[Entries taken from a collection]

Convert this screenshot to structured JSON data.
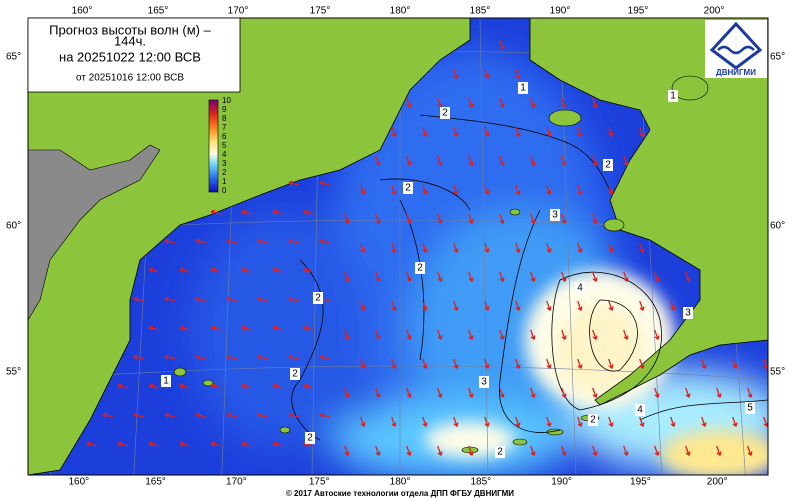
{
  "header": {
    "title_line1": "Прогноз высоты волн (м) –",
    "title_line2": "144ч.",
    "forecast_time": "на 20251022 12:00 ВСВ",
    "issued_time": "от 20251016 12:00 ВСВ"
  },
  "colorbar": {
    "labels": [
      10,
      9,
      8,
      7,
      6,
      5,
      4,
      3,
      2,
      1,
      0
    ]
  },
  "axes": {
    "lon_labels": [
      "160°",
      "165°",
      "170°",
      "175°",
      "180°",
      "185°",
      "190°",
      "195°",
      "200°"
    ],
    "lat_labels": [
      "65°",
      "60°",
      "55°"
    ]
  },
  "contour_labels": [
    1,
    1,
    2,
    2,
    2,
    3,
    2,
    4,
    3,
    2,
    2,
    1,
    3,
    2,
    5,
    4,
    2,
    2
  ],
  "logo": "ДВНИГМИ",
  "footer": "© 2017 Автоские технологии отдела ДПП ФГБУ ДВНИГМИ"
}
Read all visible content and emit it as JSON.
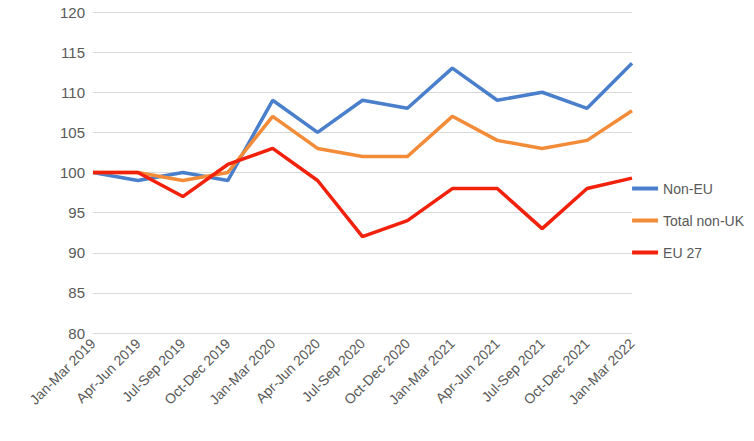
{
  "chart_data": {
    "type": "line",
    "categories": [
      "Jan-Mar 2019",
      "Apr-Jun 2019",
      "Jul-Sep 2019",
      "Oct-Dec 2019",
      "Jan-Mar 2020",
      "Apr-Jun 2020",
      "Jul-Sep 2020",
      "Oct-Dec 2020",
      "Jan-Mar 2021",
      "Apr-Jun 2021",
      "Jul-Sep 2021",
      "Oct-Dec 2021",
      "Jan-Mar 2022"
    ],
    "series": [
      {
        "name": "Non-EU",
        "color": "#4a7fcb",
        "values": [
          100,
          99,
          100,
          99,
          109,
          105,
          109,
          108,
          113,
          109,
          110,
          108,
          113.6
        ]
      },
      {
        "name": "Total non-UK",
        "color": "#f28c38",
        "values": [
          100,
          100,
          99,
          100,
          107,
          103,
          102,
          102,
          107,
          104,
          103,
          104,
          107.7
        ]
      },
      {
        "name": "EU 27",
        "color": "#f2210c",
        "values": [
          100,
          100,
          97,
          101,
          103,
          99,
          92,
          94,
          98,
          98,
          93,
          98,
          99.3
        ]
      }
    ],
    "ylim": [
      80,
      120
    ],
    "yticks": [
      80,
      85,
      90,
      95,
      100,
      105,
      110,
      115,
      120
    ],
    "grid": true,
    "legend": "right"
  }
}
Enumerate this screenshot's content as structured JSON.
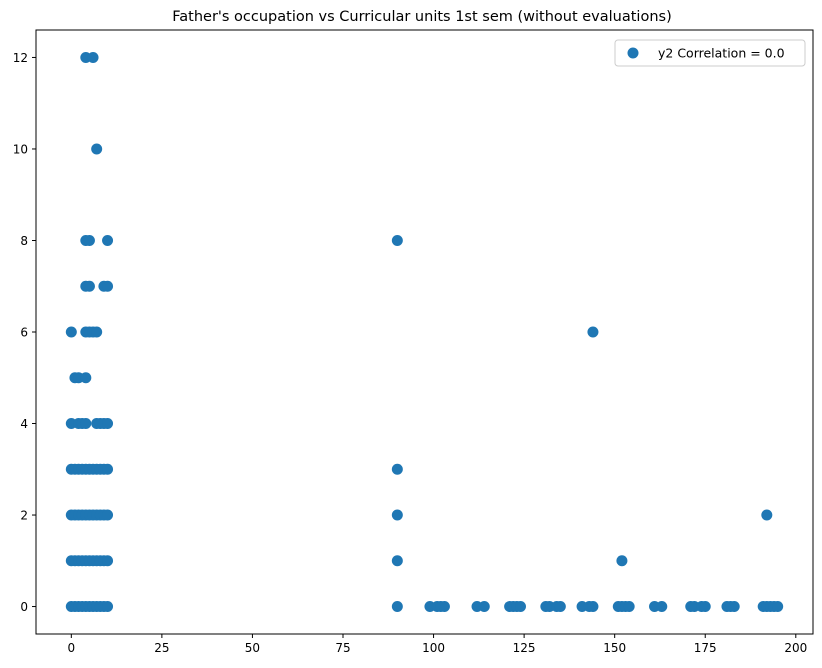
{
  "chart_data": {
    "type": "scatter",
    "title": "Father's occupation vs Curricular units 1st sem (without evaluations)",
    "xlabel": "",
    "ylabel": "",
    "xlim": [
      -9.75,
      204.75
    ],
    "ylim": [
      -0.6,
      12.6
    ],
    "xticks": [
      0,
      25,
      50,
      75,
      100,
      125,
      150,
      175,
      200
    ],
    "yticks": [
      0,
      2,
      4,
      6,
      8,
      10,
      12
    ],
    "grid": false,
    "legend": {
      "position": "top-right",
      "entries": [
        "y2 Correlation = 0.0"
      ]
    },
    "colors": {
      "points": "#1f77b4"
    },
    "series": [
      {
        "name": "y2 Correlation = 0.0",
        "points": [
          [
            0,
            0
          ],
          [
            1,
            0
          ],
          [
            2,
            0
          ],
          [
            3,
            0
          ],
          [
            4,
            0
          ],
          [
            5,
            0
          ],
          [
            6,
            0
          ],
          [
            7,
            0
          ],
          [
            8,
            0
          ],
          [
            9,
            0
          ],
          [
            10,
            0
          ],
          [
            0,
            1
          ],
          [
            1,
            1
          ],
          [
            2,
            1
          ],
          [
            3,
            1
          ],
          [
            4,
            1
          ],
          [
            5,
            1
          ],
          [
            6,
            1
          ],
          [
            7,
            1
          ],
          [
            8,
            1
          ],
          [
            9,
            1
          ],
          [
            10,
            1
          ],
          [
            0,
            2
          ],
          [
            1,
            2
          ],
          [
            2,
            2
          ],
          [
            3,
            2
          ],
          [
            4,
            2
          ],
          [
            5,
            2
          ],
          [
            6,
            2
          ],
          [
            7,
            2
          ],
          [
            8,
            2
          ],
          [
            9,
            2
          ],
          [
            10,
            2
          ],
          [
            0,
            3
          ],
          [
            1,
            3
          ],
          [
            2,
            3
          ],
          [
            3,
            3
          ],
          [
            4,
            3
          ],
          [
            5,
            3
          ],
          [
            6,
            3
          ],
          [
            7,
            3
          ],
          [
            8,
            3
          ],
          [
            9,
            3
          ],
          [
            10,
            3
          ],
          [
            0,
            4
          ],
          [
            2,
            4
          ],
          [
            3,
            4
          ],
          [
            4,
            4
          ],
          [
            7,
            4
          ],
          [
            8,
            4
          ],
          [
            9,
            4
          ],
          [
            10,
            4
          ],
          [
            1,
            5
          ],
          [
            2,
            5
          ],
          [
            4,
            5
          ],
          [
            0,
            6
          ],
          [
            4,
            6
          ],
          [
            5,
            6
          ],
          [
            6,
            6
          ],
          [
            7,
            6
          ],
          [
            4,
            7
          ],
          [
            5,
            7
          ],
          [
            9,
            7
          ],
          [
            10,
            7
          ],
          [
            4,
            8
          ],
          [
            5,
            8
          ],
          [
            10,
            8
          ],
          [
            7,
            10
          ],
          [
            4,
            12
          ],
          [
            6,
            12
          ],
          [
            90,
            0
          ],
          [
            90,
            1
          ],
          [
            90,
            2
          ],
          [
            90,
            3
          ],
          [
            90,
            8
          ],
          [
            99,
            0
          ],
          [
            101,
            0
          ],
          [
            102,
            0
          ],
          [
            103,
            0
          ],
          [
            112,
            0
          ],
          [
            114,
            0
          ],
          [
            121,
            0
          ],
          [
            122,
            0
          ],
          [
            123,
            0
          ],
          [
            124,
            0
          ],
          [
            131,
            0
          ],
          [
            132,
            0
          ],
          [
            134,
            0
          ],
          [
            135,
            0
          ],
          [
            141,
            0
          ],
          [
            143,
            0
          ],
          [
            144,
            0
          ],
          [
            144,
            6
          ],
          [
            151,
            0
          ],
          [
            152,
            0
          ],
          [
            152,
            1
          ],
          [
            153,
            0
          ],
          [
            154,
            0
          ],
          [
            161,
            0
          ],
          [
            163,
            0
          ],
          [
            171,
            0
          ],
          [
            172,
            0
          ],
          [
            174,
            0
          ],
          [
            175,
            0
          ],
          [
            181,
            0
          ],
          [
            182,
            0
          ],
          [
            183,
            0
          ],
          [
            191,
            0
          ],
          [
            192,
            0
          ],
          [
            192,
            2
          ],
          [
            193,
            0
          ],
          [
            194,
            0
          ],
          [
            195,
            0
          ]
        ]
      }
    ]
  }
}
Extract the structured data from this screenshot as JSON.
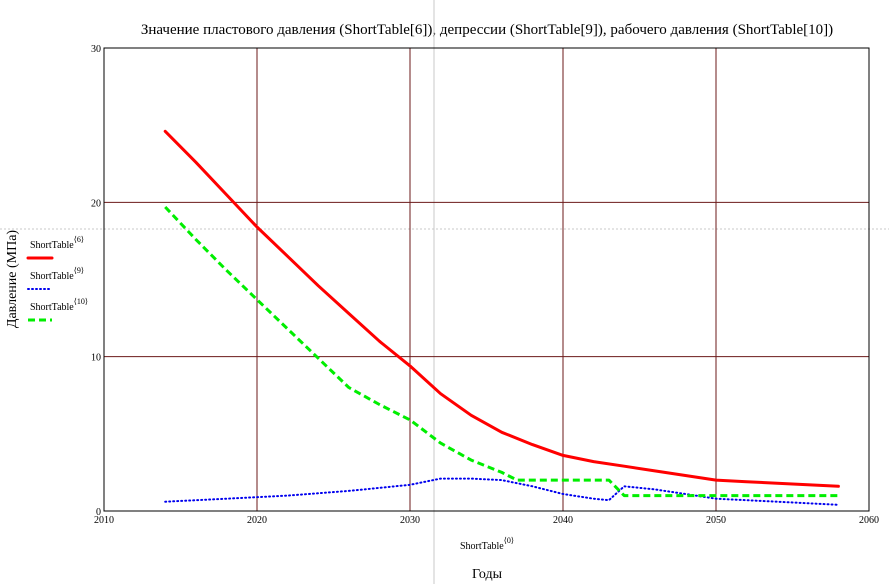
{
  "chart_data": {
    "type": "line",
    "title": "Значение пластового давления (ShortTable[6]), депрессии (ShortTable[9]), рабочего давления (ShortTable[10])",
    "xlabel": "Годы",
    "xlabel_expr": "ShortTable",
    "xlabel_expr_sup": "⟨0⟩",
    "ylabel": "Давление (МПа)",
    "xlim": [
      2010,
      2060
    ],
    "ylim": [
      0,
      30
    ],
    "x_ticks": [
      "2010",
      "2020",
      "2030",
      "2040",
      "2050",
      "2060"
    ],
    "y_ticks": [
      "0",
      "10",
      "20",
      "30"
    ],
    "grid": true,
    "grid_color": "#6b1a1a",
    "legend_position": "left",
    "series": [
      {
        "name": "ShortTable",
        "sup": "⟨6⟩",
        "color": "#ff0000",
        "style": "solid",
        "x": [
          2014,
          2016,
          2018,
          2020,
          2022,
          2024,
          2026,
          2028,
          2030,
          2032,
          2034,
          2036,
          2038,
          2040,
          2042,
          2044,
          2046,
          2048,
          2050,
          2052,
          2054,
          2056,
          2058
        ],
        "y": [
          24.6,
          22.6,
          20.5,
          18.4,
          16.5,
          14.6,
          12.8,
          11.0,
          9.4,
          7.6,
          6.2,
          5.1,
          4.3,
          3.6,
          3.2,
          2.9,
          2.6,
          2.3,
          2.0,
          1.9,
          1.8,
          1.7,
          1.6
        ]
      },
      {
        "name": "ShortTable",
        "sup": "⟨9⟩",
        "color": "#0000ee",
        "style": "dotted",
        "x": [
          2014,
          2018,
          2022,
          2026,
          2028,
          2030,
          2032,
          2034,
          2036,
          2038,
          2040,
          2042,
          2043,
          2044,
          2046,
          2048,
          2050,
          2054,
          2058
        ],
        "y": [
          0.6,
          0.8,
          1.0,
          1.3,
          1.5,
          1.7,
          2.1,
          2.1,
          2.0,
          1.6,
          1.1,
          0.8,
          0.7,
          1.6,
          1.4,
          1.1,
          0.8,
          0.6,
          0.4
        ]
      },
      {
        "name": "ShortTable",
        "sup": "⟨10⟩",
        "color": "#00ee00",
        "style": "dashed",
        "x": [
          2014,
          2016,
          2018,
          2020,
          2022,
          2024,
          2026,
          2028,
          2030,
          2032,
          2034,
          2036,
          2037,
          2040,
          2043,
          2044,
          2048,
          2052,
          2058
        ],
        "y": [
          19.7,
          17.6,
          15.6,
          13.7,
          11.8,
          9.9,
          8.0,
          6.9,
          5.9,
          4.4,
          3.3,
          2.5,
          2.0,
          2.0,
          2.0,
          1.0,
          1.0,
          1.0,
          1.0
        ]
      }
    ]
  }
}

**EXERCISE GOAL**
Go through the records and show every line with the string "this" in it.

**SOLUTION**
Convert this screenshot to structured JSON data.
Enumerate this screenshot's content as structured JSON.
Extract the structured data from this screenshot as JSON.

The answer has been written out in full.